Objective — Search the listing below for the string "brace" and copy every line where it occurs.

─── Given information ───

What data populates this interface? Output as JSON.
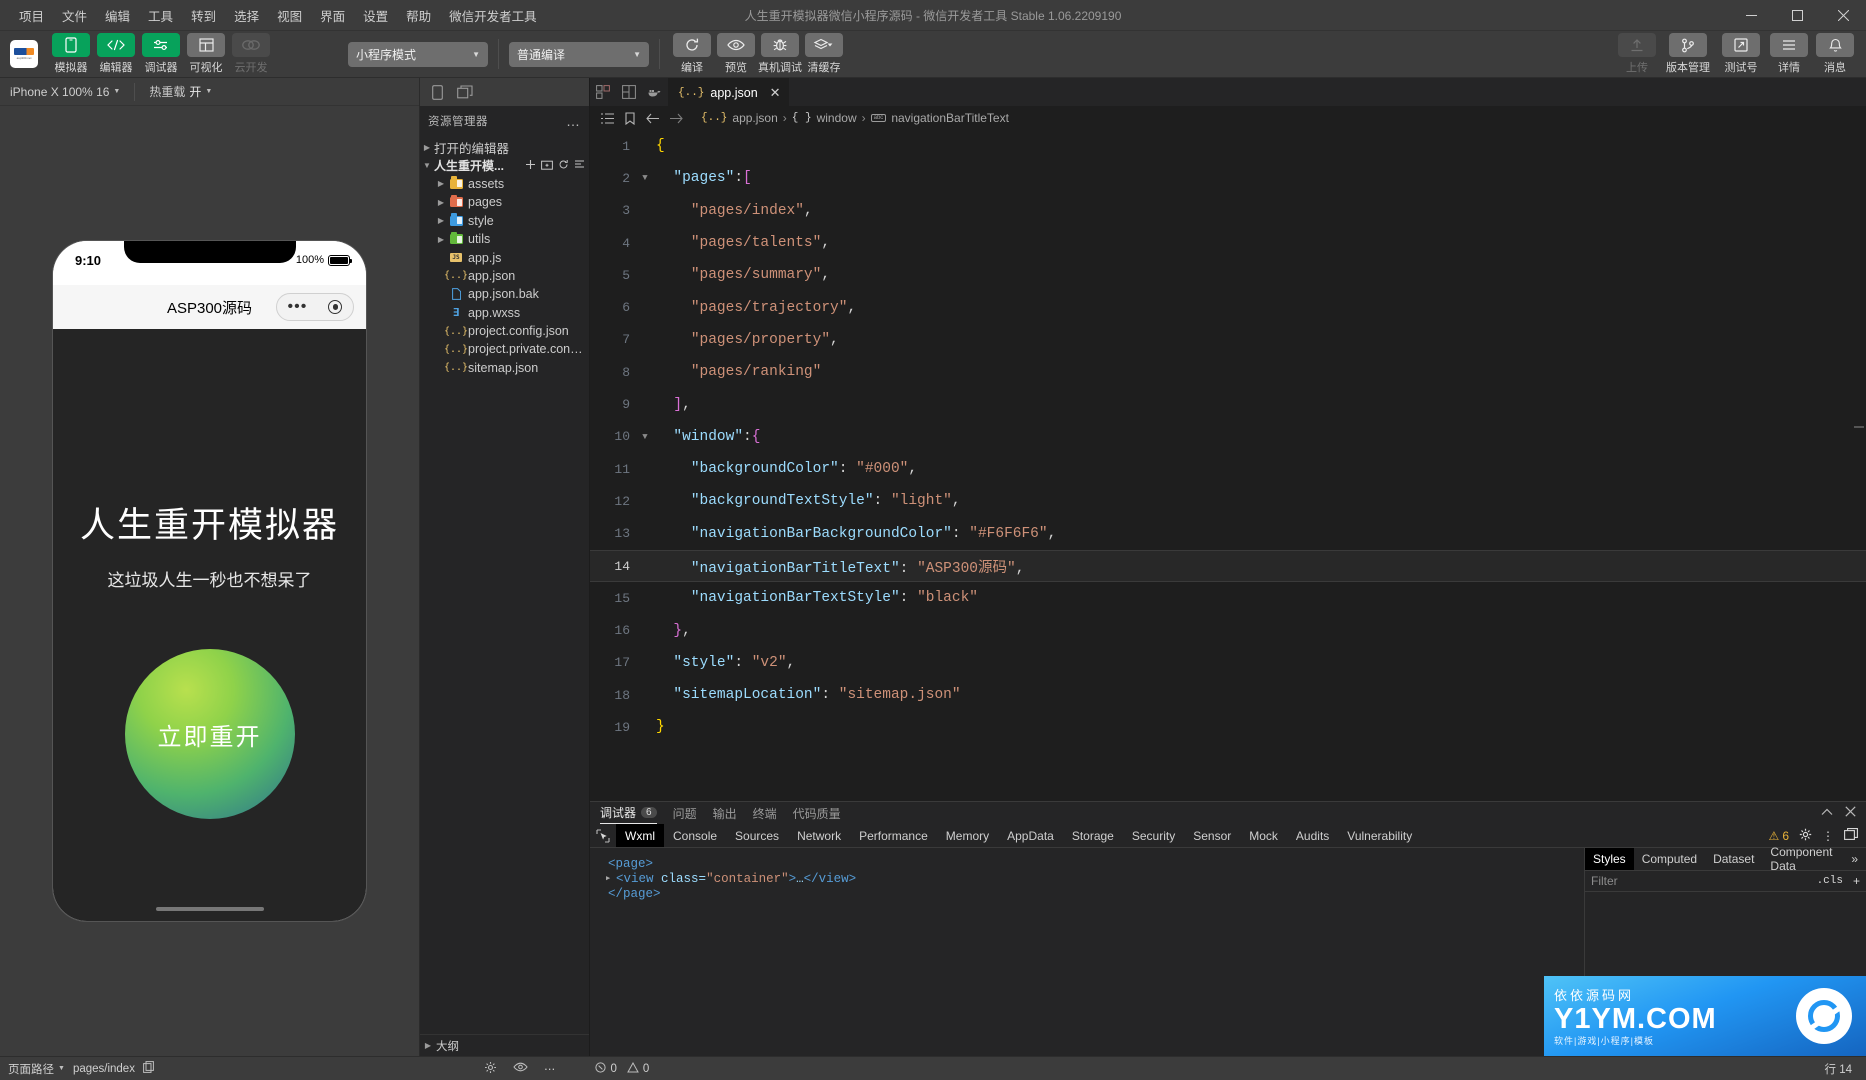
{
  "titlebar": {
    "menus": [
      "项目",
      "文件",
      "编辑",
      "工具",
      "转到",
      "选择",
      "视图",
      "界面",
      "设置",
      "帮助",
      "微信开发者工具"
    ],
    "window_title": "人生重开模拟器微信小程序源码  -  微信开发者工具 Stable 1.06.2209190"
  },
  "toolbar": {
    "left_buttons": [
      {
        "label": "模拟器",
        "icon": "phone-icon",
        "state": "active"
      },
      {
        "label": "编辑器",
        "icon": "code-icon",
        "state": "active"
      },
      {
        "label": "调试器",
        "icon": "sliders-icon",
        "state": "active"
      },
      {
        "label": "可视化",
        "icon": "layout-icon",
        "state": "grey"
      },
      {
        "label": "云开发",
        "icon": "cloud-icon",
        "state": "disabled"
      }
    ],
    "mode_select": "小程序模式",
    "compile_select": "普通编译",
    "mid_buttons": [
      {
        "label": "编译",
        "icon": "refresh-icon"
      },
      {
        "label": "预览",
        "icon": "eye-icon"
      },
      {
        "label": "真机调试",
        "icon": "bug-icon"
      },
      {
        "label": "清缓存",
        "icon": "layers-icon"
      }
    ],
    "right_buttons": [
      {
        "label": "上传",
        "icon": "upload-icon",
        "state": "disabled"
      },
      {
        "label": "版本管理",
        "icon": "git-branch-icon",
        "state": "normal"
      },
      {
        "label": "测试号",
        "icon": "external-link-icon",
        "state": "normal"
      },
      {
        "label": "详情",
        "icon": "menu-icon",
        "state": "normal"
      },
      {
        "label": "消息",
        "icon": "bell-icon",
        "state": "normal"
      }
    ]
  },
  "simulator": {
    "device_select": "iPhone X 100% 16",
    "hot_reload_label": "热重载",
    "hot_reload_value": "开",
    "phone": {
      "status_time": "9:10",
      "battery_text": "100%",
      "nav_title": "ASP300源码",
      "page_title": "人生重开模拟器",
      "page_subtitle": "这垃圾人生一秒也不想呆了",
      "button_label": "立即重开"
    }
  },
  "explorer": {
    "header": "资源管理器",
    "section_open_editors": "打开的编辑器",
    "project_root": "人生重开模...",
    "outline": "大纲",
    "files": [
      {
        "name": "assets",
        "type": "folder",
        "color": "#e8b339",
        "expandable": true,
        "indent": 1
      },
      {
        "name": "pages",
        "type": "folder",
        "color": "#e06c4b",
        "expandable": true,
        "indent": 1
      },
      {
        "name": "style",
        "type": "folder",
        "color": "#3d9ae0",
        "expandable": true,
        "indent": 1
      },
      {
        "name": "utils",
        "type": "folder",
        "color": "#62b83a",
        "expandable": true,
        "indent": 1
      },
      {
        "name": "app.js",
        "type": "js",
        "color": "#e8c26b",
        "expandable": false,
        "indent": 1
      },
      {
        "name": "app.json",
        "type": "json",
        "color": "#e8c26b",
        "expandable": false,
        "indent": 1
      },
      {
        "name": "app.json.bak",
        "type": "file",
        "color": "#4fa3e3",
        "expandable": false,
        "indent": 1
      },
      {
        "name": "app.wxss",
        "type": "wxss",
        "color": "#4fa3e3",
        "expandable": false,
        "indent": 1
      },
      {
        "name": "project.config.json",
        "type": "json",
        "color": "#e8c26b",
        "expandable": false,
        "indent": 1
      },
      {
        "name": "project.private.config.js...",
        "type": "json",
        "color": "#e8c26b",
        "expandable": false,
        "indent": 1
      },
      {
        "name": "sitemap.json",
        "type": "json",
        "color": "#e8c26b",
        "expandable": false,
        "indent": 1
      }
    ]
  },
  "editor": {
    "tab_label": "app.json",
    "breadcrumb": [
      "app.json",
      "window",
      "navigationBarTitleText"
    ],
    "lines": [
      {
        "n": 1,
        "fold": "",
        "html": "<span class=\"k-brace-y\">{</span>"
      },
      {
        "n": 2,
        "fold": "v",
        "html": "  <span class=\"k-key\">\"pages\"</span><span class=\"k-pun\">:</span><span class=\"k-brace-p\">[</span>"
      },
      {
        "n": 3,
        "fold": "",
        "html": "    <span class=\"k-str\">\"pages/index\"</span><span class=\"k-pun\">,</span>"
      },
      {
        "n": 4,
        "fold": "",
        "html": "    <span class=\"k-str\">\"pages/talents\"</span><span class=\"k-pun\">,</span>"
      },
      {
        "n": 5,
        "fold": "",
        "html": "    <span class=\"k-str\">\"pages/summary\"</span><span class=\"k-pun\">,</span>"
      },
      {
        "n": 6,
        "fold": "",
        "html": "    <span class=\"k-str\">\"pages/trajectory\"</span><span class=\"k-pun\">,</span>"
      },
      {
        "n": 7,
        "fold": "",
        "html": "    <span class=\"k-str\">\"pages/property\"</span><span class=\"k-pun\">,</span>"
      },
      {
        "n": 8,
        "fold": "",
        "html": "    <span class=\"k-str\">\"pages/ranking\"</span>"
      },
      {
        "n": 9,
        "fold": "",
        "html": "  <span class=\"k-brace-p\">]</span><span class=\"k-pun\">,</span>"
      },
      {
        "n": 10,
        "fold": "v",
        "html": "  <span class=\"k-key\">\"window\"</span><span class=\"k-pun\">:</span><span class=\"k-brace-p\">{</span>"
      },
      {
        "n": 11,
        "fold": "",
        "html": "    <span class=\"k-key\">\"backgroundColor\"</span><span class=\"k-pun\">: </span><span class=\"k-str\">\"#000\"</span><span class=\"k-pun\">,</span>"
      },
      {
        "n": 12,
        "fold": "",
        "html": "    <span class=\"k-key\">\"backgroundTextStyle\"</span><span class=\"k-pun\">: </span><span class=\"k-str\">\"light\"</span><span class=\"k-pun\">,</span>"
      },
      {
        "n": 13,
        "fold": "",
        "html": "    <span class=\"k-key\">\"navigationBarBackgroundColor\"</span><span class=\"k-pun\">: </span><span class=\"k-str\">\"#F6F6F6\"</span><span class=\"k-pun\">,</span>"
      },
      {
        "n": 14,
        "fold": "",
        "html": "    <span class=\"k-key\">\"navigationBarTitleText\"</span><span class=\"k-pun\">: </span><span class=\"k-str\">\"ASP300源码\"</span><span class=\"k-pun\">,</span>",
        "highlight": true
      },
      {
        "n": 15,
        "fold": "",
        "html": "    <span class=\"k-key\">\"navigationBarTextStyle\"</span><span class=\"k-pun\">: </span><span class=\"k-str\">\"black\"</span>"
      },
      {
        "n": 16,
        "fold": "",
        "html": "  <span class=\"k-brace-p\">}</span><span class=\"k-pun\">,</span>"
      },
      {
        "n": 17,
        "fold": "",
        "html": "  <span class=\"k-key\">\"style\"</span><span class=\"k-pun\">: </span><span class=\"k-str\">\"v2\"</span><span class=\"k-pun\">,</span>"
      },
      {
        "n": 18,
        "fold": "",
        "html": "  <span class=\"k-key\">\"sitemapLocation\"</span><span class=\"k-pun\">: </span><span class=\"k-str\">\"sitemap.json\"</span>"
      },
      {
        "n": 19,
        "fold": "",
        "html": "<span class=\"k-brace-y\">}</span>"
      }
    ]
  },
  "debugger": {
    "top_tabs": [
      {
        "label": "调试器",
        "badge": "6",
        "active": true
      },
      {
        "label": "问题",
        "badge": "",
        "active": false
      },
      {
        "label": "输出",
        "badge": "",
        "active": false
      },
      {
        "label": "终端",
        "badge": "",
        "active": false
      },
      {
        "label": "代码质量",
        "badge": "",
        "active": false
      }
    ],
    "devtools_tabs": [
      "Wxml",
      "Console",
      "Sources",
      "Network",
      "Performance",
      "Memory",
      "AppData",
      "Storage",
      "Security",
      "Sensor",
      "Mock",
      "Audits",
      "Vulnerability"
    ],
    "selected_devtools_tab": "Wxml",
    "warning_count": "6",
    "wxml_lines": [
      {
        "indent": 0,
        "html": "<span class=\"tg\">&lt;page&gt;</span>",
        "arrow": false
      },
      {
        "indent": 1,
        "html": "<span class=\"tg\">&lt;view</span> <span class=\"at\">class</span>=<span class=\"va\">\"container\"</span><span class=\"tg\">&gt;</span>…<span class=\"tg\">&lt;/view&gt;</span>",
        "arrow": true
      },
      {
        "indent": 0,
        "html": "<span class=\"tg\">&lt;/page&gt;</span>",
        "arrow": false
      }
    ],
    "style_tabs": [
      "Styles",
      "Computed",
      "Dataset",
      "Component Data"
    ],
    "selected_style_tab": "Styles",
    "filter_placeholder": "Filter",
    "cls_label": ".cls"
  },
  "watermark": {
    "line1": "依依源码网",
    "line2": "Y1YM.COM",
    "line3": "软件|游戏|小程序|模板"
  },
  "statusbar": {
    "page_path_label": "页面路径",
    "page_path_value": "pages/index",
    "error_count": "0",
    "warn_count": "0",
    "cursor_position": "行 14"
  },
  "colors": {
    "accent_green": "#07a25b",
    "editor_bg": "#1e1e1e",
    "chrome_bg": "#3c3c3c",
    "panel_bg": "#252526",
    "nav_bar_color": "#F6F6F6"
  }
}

───

Full solution —
        "html": "<span class=\"k-brace-y\">{</span>"
        "html": "  <span class=\"k-key\">\"pages\"</span><span class=\"k-pun\">:</span><span class=\"k-brace-p\">[</span>"
        "html": "  <span class=\"k-brace-p\">]</span><span class=\"k-pun\">,</span>"
        "html": "  <span class=\"k-key\">\"window\"</span><span class=\"k-pun\">:</span><span class=\"k-brace-p\">{</span>"
        "html": "  <span class=\"k-brace-p\">}</span><span class=\"k-pun\">,</span>"
        "html": "<span class=\"k-brace-y\">}</span>"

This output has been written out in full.